» REQUIRED TASK
Find every line below that contains the word "marker" and copy it out.

Extracted records:
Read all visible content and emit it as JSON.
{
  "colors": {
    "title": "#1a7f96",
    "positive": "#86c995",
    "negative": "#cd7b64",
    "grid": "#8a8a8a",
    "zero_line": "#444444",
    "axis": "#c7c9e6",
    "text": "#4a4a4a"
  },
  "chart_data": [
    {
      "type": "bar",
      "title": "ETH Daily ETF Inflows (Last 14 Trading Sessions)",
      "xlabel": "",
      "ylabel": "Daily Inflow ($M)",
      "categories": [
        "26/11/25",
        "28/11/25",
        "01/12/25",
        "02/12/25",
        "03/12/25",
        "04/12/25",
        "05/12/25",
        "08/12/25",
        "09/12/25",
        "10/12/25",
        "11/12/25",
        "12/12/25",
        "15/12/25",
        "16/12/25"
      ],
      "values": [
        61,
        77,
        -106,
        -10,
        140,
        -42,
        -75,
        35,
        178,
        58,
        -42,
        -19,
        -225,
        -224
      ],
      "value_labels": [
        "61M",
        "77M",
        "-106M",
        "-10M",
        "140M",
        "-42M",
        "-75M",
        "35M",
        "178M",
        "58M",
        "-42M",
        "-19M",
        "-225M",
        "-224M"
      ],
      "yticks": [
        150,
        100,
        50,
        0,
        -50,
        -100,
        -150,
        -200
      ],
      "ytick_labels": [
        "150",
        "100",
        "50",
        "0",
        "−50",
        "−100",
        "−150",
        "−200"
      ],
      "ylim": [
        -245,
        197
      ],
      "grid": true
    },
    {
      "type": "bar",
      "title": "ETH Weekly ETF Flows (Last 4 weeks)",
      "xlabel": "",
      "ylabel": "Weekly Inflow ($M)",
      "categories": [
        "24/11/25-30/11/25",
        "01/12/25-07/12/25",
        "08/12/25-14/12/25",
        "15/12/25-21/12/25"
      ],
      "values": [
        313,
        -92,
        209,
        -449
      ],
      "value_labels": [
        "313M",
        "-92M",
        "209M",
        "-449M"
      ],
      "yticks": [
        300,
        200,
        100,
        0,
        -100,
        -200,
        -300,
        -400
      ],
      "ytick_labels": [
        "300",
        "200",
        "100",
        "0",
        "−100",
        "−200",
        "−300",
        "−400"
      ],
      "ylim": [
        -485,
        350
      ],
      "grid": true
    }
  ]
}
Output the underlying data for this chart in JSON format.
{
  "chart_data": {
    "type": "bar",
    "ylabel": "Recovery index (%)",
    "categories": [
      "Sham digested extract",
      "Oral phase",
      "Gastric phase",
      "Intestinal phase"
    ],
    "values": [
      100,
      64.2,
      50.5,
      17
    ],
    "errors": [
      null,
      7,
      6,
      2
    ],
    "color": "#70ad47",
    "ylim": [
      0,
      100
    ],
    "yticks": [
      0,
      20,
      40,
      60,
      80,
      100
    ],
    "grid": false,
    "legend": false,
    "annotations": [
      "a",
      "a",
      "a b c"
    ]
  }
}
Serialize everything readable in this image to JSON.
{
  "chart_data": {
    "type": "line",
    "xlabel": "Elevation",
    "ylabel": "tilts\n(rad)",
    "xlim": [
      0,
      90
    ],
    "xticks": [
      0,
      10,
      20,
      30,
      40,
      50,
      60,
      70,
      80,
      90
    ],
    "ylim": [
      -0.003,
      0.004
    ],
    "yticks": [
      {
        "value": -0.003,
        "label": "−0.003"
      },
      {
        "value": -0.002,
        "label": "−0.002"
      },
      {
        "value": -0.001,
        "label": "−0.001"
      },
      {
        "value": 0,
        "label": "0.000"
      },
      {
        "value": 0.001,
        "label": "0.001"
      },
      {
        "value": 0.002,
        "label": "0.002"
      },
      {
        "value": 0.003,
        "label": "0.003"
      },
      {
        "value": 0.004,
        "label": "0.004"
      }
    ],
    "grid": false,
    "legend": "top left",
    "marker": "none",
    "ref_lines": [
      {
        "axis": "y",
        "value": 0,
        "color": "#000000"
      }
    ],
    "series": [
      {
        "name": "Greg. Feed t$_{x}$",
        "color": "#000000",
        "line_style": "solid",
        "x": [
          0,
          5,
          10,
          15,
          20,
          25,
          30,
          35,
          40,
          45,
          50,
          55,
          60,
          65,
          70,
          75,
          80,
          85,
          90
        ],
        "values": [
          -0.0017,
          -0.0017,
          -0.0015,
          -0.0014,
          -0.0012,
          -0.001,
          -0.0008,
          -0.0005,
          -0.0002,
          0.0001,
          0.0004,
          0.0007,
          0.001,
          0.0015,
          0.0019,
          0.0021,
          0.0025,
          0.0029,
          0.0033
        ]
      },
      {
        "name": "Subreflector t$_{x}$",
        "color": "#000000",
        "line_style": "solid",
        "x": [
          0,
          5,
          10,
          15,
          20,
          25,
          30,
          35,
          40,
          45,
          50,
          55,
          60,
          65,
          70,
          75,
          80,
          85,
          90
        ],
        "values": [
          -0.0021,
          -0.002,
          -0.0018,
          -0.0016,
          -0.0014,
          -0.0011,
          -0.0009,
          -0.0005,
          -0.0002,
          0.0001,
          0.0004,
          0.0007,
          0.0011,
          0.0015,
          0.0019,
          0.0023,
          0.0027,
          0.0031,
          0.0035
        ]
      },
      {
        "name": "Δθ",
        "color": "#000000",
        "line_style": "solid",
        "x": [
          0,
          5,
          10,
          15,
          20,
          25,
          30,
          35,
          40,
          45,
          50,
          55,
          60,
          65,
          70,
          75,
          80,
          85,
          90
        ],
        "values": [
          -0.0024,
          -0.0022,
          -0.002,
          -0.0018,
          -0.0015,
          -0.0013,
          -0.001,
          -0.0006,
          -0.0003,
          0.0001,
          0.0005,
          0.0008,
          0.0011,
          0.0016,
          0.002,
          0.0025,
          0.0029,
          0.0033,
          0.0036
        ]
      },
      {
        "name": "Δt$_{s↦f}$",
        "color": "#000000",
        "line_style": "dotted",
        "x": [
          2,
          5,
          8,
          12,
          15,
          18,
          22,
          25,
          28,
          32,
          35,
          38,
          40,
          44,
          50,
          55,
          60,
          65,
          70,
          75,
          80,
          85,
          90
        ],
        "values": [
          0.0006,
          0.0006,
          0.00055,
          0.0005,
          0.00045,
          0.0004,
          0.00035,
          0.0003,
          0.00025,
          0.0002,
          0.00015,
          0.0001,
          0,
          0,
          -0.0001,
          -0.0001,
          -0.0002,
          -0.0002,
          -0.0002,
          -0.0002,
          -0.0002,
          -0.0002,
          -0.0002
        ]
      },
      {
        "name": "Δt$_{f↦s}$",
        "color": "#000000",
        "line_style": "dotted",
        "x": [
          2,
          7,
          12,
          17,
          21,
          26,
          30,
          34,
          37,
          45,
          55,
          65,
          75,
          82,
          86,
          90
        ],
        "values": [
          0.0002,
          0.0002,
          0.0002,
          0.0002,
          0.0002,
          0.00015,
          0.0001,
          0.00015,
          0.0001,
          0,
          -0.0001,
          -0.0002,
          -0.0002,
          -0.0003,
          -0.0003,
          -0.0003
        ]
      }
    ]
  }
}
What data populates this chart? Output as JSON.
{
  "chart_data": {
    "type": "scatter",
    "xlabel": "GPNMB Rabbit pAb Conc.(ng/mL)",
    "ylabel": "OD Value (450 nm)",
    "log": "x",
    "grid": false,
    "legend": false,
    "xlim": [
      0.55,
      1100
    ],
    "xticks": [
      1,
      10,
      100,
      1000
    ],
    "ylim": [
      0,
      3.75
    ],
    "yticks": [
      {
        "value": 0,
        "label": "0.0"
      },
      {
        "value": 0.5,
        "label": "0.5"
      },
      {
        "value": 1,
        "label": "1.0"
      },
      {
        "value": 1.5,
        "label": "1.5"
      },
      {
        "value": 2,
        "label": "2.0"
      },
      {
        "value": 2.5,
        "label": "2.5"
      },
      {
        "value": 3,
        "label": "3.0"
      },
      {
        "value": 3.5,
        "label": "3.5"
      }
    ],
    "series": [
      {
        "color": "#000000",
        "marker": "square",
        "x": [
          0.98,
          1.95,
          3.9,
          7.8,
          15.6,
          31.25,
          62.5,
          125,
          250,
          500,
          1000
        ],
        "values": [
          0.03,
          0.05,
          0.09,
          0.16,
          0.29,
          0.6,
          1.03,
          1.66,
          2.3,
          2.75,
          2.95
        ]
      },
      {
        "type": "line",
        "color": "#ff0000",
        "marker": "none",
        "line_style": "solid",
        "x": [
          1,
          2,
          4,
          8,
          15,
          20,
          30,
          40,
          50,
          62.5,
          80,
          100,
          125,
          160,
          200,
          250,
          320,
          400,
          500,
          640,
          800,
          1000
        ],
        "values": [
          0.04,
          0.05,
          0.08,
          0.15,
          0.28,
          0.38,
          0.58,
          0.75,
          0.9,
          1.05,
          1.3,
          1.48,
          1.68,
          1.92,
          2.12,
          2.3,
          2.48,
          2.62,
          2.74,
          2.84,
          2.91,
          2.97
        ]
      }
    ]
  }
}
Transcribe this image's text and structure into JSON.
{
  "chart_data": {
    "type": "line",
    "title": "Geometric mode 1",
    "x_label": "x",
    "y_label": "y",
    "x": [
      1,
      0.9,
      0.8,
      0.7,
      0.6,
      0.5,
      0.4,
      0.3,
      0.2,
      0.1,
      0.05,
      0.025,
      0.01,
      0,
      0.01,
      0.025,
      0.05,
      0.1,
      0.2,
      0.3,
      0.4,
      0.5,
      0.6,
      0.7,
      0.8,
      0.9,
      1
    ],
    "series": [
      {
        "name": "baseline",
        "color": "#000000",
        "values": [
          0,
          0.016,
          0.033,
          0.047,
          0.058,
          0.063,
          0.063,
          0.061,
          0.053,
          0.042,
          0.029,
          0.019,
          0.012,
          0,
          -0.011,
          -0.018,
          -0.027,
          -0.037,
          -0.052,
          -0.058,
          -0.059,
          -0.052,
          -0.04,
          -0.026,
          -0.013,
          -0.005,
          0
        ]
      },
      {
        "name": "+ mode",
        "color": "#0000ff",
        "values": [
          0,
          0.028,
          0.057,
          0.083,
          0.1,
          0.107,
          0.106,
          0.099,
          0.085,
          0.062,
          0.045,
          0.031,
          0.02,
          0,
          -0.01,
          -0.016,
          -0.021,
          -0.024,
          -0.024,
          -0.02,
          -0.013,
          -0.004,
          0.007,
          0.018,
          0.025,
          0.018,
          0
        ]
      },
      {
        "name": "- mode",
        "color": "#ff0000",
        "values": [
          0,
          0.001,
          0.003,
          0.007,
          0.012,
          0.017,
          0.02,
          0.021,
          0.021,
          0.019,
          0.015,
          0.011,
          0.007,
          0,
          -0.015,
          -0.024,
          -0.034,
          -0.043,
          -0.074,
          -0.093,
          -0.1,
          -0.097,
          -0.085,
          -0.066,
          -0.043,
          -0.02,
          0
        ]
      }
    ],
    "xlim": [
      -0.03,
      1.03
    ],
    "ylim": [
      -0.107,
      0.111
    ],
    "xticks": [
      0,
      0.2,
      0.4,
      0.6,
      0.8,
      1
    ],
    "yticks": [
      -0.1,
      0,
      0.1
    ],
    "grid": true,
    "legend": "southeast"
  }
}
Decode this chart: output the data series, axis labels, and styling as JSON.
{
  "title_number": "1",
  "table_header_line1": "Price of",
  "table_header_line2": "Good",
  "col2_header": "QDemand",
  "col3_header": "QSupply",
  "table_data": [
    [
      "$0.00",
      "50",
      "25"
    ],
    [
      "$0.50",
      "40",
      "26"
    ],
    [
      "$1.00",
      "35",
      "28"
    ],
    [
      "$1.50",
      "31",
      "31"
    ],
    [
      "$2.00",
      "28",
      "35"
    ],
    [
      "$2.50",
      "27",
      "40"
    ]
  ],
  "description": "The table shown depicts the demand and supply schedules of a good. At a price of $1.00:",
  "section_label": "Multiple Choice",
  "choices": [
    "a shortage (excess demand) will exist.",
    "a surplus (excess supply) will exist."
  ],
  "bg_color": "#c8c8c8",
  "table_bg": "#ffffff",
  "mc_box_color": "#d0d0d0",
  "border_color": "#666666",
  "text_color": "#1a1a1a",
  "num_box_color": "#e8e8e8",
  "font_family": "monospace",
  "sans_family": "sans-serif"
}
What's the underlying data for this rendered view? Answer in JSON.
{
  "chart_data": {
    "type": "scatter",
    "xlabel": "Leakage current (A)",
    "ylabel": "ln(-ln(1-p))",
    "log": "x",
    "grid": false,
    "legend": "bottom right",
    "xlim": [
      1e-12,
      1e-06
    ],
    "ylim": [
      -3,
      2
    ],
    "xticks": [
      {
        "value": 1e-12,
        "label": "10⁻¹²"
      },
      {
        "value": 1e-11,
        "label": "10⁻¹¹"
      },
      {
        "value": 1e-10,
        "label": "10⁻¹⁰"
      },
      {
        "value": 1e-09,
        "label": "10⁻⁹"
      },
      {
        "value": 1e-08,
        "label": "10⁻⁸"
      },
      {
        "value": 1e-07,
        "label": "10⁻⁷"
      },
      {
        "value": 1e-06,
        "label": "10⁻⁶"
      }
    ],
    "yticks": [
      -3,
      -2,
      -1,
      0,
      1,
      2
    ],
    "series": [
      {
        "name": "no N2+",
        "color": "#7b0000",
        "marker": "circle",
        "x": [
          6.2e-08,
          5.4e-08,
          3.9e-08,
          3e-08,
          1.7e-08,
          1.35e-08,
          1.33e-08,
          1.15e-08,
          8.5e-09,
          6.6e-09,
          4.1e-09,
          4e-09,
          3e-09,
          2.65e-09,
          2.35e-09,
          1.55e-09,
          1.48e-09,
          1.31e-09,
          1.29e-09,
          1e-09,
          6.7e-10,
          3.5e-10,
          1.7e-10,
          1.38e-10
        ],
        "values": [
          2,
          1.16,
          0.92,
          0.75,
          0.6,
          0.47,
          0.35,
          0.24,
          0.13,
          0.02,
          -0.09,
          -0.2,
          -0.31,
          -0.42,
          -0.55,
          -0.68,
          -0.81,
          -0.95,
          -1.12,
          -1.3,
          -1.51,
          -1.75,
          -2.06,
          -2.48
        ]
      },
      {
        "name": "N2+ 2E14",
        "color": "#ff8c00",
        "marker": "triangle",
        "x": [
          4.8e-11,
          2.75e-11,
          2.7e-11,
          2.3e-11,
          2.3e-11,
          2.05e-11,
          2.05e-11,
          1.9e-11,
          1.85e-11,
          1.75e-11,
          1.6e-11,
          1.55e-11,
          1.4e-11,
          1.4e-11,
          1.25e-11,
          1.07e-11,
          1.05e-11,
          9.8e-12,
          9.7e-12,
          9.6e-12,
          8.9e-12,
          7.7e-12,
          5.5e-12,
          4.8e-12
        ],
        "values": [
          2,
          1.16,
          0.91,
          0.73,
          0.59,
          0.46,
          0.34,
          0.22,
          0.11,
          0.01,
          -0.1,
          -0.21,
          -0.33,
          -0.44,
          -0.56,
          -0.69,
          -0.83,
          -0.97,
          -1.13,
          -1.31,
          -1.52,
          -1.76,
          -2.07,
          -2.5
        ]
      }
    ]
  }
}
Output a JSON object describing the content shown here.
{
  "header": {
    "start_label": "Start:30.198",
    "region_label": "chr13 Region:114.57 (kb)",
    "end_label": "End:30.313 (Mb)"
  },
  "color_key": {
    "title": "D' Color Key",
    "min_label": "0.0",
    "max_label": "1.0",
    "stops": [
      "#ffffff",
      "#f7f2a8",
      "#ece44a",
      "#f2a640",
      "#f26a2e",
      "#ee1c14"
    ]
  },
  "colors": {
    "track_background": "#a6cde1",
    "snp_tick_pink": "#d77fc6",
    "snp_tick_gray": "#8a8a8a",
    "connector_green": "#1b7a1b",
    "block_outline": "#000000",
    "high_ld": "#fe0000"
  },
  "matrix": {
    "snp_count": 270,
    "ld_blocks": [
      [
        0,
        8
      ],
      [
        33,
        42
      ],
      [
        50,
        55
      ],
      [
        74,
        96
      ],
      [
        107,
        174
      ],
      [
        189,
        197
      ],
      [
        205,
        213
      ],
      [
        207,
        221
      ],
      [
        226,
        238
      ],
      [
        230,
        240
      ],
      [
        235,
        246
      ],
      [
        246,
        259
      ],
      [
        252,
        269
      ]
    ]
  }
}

» THE RESPONSE
    "marker": "none",
        "marker": "square",
        "marker": "none",
        "marker": "circle",
        "marker": "triangle",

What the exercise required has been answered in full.